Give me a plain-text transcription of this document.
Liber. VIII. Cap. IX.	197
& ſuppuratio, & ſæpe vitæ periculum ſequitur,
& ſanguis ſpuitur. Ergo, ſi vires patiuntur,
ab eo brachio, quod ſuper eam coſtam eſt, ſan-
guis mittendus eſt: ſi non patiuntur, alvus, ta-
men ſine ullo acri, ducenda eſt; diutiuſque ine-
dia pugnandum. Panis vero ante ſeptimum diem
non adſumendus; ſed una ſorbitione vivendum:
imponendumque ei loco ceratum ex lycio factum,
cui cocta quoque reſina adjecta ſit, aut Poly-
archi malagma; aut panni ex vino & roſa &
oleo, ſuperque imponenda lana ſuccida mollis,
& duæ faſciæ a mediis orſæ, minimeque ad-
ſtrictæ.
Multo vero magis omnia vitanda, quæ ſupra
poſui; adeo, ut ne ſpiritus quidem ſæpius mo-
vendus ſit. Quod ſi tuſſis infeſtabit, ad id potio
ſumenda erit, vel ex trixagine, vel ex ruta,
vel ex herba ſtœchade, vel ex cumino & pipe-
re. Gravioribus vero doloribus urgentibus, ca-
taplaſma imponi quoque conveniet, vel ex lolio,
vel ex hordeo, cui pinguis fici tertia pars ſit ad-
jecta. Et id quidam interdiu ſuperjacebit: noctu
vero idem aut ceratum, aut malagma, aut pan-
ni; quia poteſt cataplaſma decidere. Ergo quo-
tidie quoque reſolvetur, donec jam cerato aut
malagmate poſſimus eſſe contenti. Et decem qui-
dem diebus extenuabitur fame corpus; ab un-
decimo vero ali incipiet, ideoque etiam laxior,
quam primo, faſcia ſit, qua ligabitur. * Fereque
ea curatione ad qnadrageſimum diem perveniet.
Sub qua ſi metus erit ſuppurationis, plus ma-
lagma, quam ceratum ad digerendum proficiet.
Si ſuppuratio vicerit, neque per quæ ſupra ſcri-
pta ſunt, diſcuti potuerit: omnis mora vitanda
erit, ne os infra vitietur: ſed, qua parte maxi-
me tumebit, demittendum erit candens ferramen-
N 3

### Goal
In the records, locate each line holding the string "patiuntur" and copy it.

### Exercise output
& ſanguis ſpuitur. Ergo, ſi vires patiuntur,
guis mittendus eſt: ſi non patiuntur, alvus, ta-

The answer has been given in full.